**Task to carry out**. Copy each line in the data that includes the word "heading".

**Raw data**.

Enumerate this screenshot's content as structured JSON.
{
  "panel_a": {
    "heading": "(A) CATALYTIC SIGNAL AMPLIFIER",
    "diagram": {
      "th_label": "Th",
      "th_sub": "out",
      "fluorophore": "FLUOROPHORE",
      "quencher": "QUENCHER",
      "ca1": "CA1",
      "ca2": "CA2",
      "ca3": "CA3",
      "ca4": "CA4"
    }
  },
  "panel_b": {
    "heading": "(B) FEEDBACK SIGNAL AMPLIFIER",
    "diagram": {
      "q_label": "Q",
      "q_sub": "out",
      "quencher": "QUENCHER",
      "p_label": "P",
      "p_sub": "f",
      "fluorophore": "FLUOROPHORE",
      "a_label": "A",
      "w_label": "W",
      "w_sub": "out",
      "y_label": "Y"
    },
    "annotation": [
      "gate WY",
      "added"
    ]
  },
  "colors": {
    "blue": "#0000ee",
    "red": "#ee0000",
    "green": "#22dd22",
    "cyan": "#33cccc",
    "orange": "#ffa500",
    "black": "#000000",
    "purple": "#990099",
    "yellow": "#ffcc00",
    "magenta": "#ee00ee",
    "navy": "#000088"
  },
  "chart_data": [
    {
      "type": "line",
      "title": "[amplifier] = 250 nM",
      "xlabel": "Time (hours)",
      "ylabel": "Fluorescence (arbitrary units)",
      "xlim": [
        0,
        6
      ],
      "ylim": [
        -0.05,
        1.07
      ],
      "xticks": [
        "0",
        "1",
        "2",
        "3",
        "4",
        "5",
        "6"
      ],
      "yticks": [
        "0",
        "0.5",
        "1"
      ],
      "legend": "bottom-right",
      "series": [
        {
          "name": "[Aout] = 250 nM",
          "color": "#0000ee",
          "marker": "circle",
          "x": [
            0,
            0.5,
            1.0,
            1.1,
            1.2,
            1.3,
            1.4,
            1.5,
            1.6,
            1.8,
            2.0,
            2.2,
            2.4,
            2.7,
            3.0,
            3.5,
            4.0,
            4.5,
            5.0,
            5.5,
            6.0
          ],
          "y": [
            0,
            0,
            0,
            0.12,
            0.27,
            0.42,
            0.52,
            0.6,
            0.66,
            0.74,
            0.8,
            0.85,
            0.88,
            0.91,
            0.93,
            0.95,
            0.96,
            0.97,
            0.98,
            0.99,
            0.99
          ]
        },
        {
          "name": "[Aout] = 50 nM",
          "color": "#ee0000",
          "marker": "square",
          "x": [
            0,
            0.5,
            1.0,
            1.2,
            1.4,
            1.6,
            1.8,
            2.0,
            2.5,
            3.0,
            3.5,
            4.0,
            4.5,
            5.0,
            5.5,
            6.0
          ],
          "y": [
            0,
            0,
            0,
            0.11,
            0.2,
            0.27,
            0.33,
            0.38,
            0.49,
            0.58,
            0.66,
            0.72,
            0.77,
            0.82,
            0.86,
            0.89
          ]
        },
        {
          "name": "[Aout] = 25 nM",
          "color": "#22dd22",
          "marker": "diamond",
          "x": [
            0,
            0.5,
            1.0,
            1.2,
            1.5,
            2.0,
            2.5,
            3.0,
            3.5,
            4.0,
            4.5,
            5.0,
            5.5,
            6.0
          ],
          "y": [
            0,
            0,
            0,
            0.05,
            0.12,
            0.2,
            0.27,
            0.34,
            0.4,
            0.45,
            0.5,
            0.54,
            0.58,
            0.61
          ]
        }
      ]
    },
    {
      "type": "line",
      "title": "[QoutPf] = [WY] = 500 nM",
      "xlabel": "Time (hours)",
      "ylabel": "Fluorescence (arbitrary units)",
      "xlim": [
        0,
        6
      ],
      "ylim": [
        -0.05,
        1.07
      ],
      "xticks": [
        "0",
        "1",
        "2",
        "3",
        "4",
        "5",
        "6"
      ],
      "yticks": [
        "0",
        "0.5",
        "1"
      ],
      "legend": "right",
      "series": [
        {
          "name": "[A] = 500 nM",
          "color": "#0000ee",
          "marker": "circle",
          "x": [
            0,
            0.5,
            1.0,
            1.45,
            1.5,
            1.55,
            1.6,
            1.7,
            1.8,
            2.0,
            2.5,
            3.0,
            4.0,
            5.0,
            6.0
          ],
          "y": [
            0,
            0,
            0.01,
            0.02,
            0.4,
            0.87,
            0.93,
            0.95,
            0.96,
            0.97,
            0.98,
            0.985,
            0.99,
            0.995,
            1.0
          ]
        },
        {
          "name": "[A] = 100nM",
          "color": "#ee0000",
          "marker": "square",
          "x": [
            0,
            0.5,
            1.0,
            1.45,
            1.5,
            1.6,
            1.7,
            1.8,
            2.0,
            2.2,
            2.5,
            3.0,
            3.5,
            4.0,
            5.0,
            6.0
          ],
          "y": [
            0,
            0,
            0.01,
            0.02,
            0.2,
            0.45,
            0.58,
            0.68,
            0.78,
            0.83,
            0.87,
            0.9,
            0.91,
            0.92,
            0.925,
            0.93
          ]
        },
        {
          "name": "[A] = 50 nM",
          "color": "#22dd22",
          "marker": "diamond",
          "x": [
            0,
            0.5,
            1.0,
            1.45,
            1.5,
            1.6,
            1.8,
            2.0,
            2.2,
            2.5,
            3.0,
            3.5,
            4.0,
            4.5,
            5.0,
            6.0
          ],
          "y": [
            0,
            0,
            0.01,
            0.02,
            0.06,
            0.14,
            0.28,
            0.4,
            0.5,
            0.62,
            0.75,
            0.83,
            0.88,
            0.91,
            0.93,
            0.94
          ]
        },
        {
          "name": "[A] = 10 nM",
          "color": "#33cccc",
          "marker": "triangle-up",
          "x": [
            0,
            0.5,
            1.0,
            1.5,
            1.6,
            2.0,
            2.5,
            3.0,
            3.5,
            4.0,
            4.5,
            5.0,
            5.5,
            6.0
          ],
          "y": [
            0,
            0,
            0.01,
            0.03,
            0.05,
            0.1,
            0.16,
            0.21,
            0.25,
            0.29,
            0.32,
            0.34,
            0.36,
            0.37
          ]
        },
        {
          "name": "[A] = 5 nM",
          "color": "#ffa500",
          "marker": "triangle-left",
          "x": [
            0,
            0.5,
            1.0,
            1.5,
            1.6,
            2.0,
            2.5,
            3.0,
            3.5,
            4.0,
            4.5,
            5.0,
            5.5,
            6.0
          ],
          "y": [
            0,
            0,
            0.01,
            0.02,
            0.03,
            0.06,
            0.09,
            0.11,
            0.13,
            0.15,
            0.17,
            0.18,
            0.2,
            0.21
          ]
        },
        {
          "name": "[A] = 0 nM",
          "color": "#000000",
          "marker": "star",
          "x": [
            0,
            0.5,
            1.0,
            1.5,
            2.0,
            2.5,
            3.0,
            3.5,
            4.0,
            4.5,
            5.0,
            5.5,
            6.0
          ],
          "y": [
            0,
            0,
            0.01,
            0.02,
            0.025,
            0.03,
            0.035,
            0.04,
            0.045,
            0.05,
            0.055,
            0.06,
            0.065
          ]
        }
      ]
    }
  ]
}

**Problem solution**.
    "heading": "(A) CATALYTIC SIGNAL AMPLIFIER",
    "heading": "(B) FEEDBACK SIGNAL AMPLIFIER",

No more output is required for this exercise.